▸ BRIEF
Print the listing that follows, character for character.

▸ SUPPLIED DATA
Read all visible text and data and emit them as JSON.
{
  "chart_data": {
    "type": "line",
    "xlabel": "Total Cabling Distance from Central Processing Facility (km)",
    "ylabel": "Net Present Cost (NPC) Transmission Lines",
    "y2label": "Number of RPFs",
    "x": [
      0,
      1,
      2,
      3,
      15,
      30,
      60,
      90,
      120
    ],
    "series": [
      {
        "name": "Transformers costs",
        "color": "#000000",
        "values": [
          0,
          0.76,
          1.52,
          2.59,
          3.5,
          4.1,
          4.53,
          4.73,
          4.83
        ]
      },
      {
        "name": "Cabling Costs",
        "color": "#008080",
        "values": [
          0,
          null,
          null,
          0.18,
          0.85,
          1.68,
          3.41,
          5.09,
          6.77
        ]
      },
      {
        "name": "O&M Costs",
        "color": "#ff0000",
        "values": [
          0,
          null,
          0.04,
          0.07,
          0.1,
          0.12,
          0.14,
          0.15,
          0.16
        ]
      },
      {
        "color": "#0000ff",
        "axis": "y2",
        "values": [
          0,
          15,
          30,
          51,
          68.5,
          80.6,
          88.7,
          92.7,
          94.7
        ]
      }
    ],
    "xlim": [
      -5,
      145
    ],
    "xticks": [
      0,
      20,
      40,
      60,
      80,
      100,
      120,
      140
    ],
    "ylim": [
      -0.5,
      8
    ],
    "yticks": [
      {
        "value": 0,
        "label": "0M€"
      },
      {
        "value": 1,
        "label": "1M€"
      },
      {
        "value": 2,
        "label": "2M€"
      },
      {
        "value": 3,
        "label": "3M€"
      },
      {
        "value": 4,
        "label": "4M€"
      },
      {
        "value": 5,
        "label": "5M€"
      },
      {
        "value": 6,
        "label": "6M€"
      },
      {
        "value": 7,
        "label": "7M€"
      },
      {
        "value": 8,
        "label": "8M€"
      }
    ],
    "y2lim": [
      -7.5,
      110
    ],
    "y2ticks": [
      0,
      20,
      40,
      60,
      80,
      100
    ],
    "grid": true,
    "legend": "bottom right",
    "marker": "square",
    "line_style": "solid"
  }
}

▸ EXERCISE RESULT
Read all visible text and data and emit them as JSON.
{
  "chart_data": {
    "type": "line",
    "xlabel": "Total Cabling Distance from Central Processing Facility (km)",
    "ylabel": "Net Present Cost (NPC) Transmission Lines",
    "y2label": "Number of RPFs",
    "x": [
      0,
      1,
      2,
      3,
      15,
      30,
      60,
      90,
      120
    ],
    "series": [
      {
        "name": "Transformers costs",
        "color": "#000000",
        "values": [
          0,
          0.76,
          1.52,
          2.59,
          3.5,
          4.1,
          4.53,
          4.73,
          4.83
        ]
      },
      {
        "name": "Cabling Costs",
        "color": "#008080",
        "values": [
          0,
          null,
          null,
          0.18,
          0.85,
          1.68,
          3.41,
          5.09,
          6.77
        ]
      },
      {
        "name": "O&M Costs",
        "color": "#ff0000",
        "values": [
          0,
          null,
          0.04,
          0.07,
          0.1,
          0.12,
          0.14,
          0.15,
          0.16
        ]
      },
      {
        "color": "#0000ff",
        "axis": "y2",
        "values": [
          0,
          15,
          30,
          51,
          68.5,
          80.6,
          88.7,
          92.7,
          94.7
        ]
      }
    ],
    "xlim": [
      -5,
      145
    ],
    "xticks": [
      0,
      20,
      40,
      60,
      80,
      100,
      120,
      140
    ],
    "ylim": [
      -0.5,
      8
    ],
    "yticks": [
      {
        "value": 0,
        "label": "0M€"
      },
      {
        "value": 1,
        "label": "1M€"
      },
      {
        "value": 2,
        "label": "2M€"
      },
      {
        "value": 3,
        "label": "3M€"
      },
      {
        "value": 4,
        "label": "4M€"
      },
      {
        "value": 5,
        "label": "5M€"
      },
      {
        "value": 6,
        "label": "6M€"
      },
      {
        "value": 7,
        "label": "7M€"
      },
      {
        "value": 8,
        "label": "8M€"
      }
    ],
    "y2lim": [
      -7.5,
      110
    ],
    "y2ticks": [
      0,
      20,
      40,
      60,
      80,
      100
    ],
    "grid": true,
    "legend": "bottom right",
    "marker": "square",
    "line_style": "solid"
  }
}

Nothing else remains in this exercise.